▸ **Written exercise**
Every line that contains the word "курагу" should be copied out.

BEGIN Data to process

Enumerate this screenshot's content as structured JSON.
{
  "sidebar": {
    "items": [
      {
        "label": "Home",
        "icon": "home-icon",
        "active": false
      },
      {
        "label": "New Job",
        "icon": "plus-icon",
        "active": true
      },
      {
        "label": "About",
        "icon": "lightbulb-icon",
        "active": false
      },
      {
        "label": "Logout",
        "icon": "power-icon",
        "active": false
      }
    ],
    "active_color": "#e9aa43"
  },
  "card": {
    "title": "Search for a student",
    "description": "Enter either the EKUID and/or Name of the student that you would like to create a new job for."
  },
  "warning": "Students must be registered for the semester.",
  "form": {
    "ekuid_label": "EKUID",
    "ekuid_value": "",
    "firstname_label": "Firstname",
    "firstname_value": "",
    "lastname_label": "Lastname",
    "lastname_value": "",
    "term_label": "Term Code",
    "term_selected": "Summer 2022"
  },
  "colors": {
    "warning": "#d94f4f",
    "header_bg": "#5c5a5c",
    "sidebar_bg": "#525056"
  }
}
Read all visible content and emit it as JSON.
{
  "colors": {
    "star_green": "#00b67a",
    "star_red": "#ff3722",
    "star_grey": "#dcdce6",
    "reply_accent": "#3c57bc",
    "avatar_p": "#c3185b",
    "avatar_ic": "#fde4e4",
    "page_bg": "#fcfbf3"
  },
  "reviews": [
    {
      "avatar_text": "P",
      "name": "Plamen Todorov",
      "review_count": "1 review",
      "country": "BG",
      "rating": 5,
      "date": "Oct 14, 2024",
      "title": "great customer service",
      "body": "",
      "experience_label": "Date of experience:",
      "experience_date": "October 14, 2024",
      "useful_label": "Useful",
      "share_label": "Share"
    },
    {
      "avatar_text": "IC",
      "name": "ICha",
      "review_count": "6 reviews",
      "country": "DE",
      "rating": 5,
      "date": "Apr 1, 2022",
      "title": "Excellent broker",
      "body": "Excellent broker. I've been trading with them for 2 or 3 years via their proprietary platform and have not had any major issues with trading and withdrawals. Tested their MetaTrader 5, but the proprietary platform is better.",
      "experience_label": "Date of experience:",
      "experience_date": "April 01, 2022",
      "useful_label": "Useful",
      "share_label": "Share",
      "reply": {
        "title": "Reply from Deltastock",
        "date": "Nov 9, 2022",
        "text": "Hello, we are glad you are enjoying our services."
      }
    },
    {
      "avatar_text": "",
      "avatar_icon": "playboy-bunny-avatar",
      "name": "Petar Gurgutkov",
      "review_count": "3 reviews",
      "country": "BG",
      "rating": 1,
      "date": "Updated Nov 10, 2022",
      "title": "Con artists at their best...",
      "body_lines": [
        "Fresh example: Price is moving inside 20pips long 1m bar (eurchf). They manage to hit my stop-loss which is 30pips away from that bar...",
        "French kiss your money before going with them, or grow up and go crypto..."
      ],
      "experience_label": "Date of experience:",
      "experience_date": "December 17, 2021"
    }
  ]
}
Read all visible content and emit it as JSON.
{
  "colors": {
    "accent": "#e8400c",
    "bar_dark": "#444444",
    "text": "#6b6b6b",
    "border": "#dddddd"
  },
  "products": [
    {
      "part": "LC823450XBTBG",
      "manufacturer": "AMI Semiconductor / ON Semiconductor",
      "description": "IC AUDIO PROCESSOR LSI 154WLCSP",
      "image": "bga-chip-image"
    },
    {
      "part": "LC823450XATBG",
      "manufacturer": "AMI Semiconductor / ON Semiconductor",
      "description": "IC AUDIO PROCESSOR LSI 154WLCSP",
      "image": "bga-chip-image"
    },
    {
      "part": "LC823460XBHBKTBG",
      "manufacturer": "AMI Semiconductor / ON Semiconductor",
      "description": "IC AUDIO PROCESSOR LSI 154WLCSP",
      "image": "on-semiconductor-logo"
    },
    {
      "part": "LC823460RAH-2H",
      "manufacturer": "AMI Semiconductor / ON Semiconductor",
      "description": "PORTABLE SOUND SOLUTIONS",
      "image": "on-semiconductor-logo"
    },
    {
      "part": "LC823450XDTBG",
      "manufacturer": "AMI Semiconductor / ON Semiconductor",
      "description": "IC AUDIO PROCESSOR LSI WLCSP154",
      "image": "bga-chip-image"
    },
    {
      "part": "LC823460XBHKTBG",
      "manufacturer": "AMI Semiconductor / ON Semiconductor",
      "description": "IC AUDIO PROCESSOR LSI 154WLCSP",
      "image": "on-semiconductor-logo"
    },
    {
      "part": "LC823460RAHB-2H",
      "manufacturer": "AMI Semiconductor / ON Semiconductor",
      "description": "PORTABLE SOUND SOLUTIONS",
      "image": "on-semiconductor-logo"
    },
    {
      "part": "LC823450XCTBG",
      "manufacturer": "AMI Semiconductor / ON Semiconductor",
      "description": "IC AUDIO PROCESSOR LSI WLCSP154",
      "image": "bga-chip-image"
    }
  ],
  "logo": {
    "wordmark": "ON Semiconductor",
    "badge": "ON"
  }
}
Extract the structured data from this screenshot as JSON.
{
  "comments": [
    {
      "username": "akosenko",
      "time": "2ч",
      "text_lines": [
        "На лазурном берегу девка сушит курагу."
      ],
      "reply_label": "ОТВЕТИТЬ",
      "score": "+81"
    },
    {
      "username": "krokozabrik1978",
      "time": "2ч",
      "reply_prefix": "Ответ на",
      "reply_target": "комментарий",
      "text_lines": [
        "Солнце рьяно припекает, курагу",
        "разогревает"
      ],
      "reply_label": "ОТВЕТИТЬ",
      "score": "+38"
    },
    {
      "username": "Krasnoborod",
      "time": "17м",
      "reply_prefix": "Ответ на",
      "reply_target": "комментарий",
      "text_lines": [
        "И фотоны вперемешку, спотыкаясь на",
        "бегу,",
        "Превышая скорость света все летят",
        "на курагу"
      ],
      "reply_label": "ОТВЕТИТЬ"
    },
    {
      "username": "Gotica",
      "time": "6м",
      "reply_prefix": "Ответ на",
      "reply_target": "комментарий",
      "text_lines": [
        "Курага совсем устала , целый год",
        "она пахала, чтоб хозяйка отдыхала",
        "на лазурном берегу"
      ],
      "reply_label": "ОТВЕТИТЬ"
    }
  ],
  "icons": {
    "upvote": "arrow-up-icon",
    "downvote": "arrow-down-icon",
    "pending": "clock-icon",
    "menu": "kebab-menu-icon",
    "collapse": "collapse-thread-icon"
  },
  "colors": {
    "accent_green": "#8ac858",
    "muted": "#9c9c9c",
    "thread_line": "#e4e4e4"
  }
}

END Data to process

▸ **Exercise result**
        "На лазурном берегу девка сушит курагу."
        "Солнце рьяно припекает, курагу",
        "на курагу"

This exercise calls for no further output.